## Stated problem
All entries should be output exactly as they stand.

Entries taken from a collection
╭──
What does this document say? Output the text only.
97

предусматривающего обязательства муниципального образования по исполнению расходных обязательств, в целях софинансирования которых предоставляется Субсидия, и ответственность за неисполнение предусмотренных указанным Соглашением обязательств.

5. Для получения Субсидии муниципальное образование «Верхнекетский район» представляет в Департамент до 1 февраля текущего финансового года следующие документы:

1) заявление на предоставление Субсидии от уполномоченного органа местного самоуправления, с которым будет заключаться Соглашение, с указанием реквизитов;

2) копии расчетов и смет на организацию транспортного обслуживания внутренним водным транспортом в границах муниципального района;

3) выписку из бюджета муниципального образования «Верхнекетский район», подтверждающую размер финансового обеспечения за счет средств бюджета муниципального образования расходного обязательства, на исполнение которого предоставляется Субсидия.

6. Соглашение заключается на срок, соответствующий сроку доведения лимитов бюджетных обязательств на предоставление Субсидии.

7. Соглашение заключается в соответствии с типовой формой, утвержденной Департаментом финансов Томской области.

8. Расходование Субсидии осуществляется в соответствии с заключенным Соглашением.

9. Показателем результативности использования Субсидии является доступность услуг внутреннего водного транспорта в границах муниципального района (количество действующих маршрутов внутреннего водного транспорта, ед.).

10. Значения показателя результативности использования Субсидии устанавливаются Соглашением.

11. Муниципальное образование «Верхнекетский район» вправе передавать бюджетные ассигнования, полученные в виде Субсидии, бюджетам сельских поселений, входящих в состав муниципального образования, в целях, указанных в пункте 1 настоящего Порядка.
╰──
## The answer
What does this document say? Output the text only.
97

предусматривающего обязательства муниципального образования по исполнению расходных обязательств, в целях софинансирования которых предоставляется Субсидия, и ответственность за неисполнение предусмотренных указанным Соглашением обязательств.

5. Для получения Субсидии муниципальное образование «Верхнекетский район» представляет в Департамент до 1 февраля текущего финансового года следующие документы:

1) заявление на предоставление Субсидии от уполномоченного органа местного самоуправления, с которым будет заключаться Соглашение, с указанием реквизитов;

2) копии расчетов и смет на организацию транспортного обслуживания внутренним водным транспортом в границах муниципального района;

3) выписку из бюджета муниципального образования «Верхнекетский район», подтверждающую размер финансового обеспечения за счет средств бюджета муниципального образования расходного обязательства, на исполнение которого предоставляется Субсидия.

6. Соглашение заключается на срок, соответствующий сроку доведения лимитов бюджетных обязательств на предоставление Субсидии.

7. Соглашение заключается в соответствии с типовой формой, утвержденной Департаментом финансов Томской области.

8. Расходование Субсидии осуществляется в соответствии с заключенным Соглашением.

9. Показателем результативности использования Субсидии является доступность услуг внутреннего водного транспорта в границах муниципального района (количество действующих маршрутов внутреннего водного транспорта, ед.).

10. Значения показателя результативности использования Субсидии устанавливаются Соглашением.

11. Муниципальное образование «Верхнекетский район» вправе передавать бюджетные ассигнования, полученные в виде Субсидии, бюджетам сельских поселений, входящих в состав муниципального образования, в целях, указанных в пункте 1 настоящего Порядка.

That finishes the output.